• **The task**
From the listing below, pull out all lines with "frac" in them.

## start Record set

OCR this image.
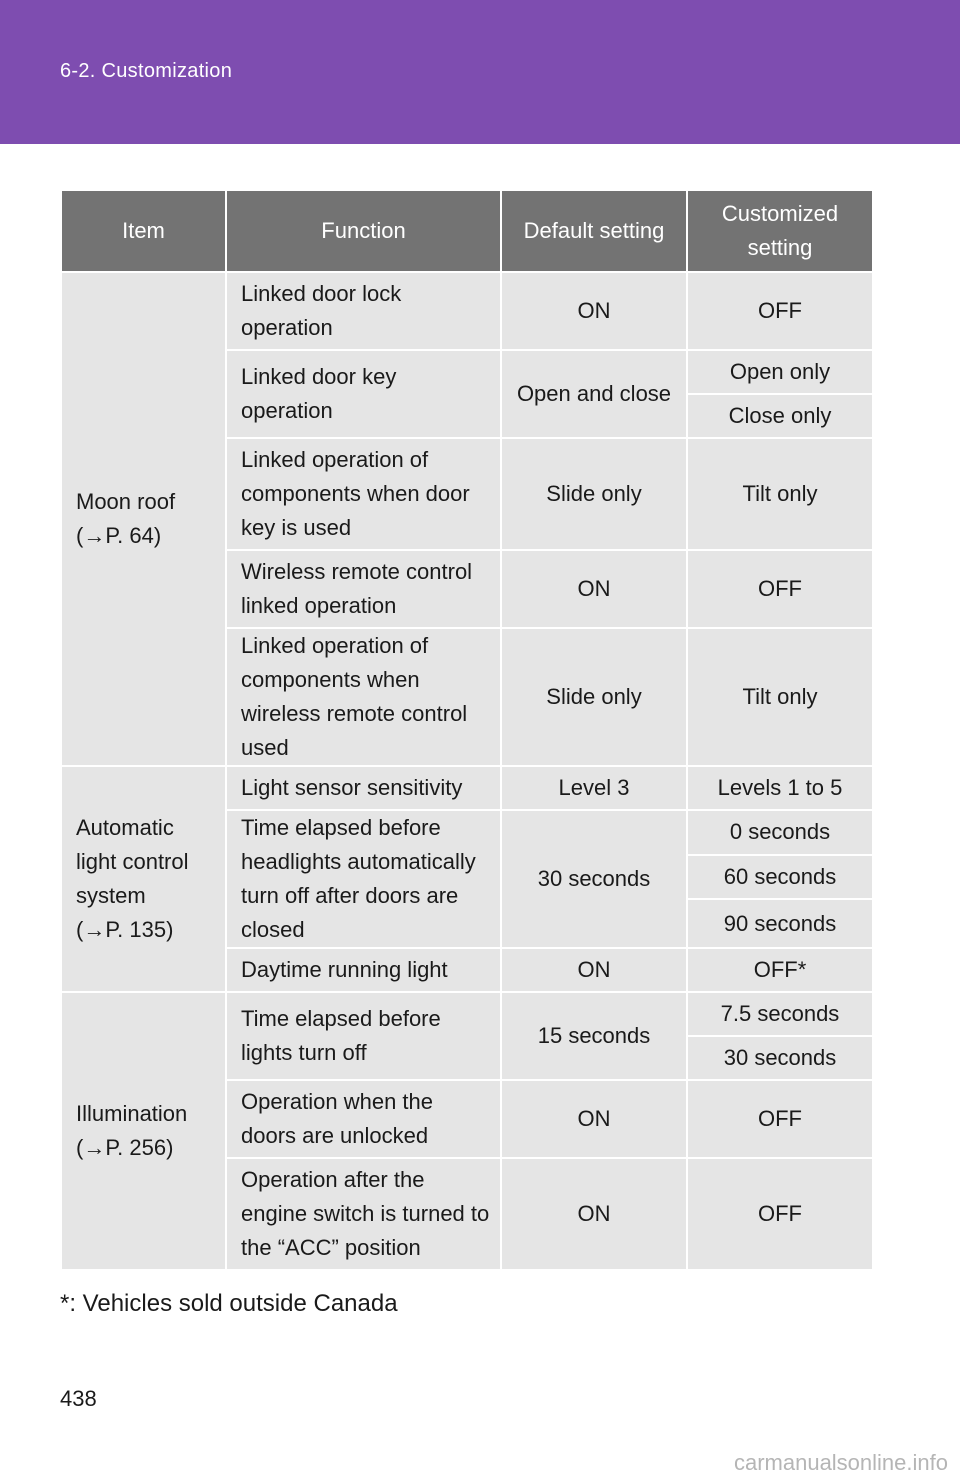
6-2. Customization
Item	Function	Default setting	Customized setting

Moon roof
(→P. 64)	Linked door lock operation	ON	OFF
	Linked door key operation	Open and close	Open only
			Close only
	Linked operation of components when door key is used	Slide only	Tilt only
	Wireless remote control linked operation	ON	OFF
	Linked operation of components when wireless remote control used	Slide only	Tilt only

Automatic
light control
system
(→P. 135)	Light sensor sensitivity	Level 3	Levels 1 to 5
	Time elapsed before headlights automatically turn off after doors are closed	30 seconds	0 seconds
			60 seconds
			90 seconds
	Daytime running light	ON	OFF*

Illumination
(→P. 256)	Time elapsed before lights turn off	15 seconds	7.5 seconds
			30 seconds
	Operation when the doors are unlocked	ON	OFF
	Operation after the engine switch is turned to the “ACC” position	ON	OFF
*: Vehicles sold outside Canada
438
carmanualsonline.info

## end Record set
## start Record set

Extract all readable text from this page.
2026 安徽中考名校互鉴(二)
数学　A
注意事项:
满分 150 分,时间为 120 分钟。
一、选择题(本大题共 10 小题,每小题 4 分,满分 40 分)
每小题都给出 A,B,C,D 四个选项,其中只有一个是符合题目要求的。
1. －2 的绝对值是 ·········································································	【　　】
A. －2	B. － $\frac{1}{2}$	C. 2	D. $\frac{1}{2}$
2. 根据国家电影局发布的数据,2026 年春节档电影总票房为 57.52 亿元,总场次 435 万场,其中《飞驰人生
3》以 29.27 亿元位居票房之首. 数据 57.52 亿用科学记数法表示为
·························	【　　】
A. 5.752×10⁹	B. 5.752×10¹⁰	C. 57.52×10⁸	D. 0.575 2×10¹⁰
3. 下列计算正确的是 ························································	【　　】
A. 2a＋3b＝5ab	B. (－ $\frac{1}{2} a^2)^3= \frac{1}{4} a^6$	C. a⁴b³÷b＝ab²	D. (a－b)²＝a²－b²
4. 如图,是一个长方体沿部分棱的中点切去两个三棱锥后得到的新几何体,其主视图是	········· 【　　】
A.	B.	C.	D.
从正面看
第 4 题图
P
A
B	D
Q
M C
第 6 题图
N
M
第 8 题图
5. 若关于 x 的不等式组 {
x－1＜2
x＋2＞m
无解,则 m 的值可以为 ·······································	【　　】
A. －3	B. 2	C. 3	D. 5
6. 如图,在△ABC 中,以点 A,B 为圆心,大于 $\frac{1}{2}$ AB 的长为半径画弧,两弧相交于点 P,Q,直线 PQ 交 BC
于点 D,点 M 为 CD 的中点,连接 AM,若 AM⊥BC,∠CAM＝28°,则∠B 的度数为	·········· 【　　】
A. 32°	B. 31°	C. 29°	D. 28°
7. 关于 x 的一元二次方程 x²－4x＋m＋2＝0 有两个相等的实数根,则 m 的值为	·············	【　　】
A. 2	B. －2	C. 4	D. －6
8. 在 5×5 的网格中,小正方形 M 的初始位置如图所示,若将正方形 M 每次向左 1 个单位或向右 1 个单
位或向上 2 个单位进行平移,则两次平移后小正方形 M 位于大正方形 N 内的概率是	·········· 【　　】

## end Record set

• **Written response**
A. －2	B. － $\frac{1}{2}$	C. 2	D. $\frac{1}{2}$
A. 2a＋3b＝5ab	B. (－ $\frac{1}{2} a^2)^3= \frac{1}{4} a^6$	C. a⁴b³÷b＝ab²	D. (a－b)²＝a²－b²
6. 如图,在△ABC 中,以点 A,B 为圆心,大于 $\frac{1}{2}$ AB 的长为半径画弧,两弧相交于点 P,Q,直线 PQ 交 BC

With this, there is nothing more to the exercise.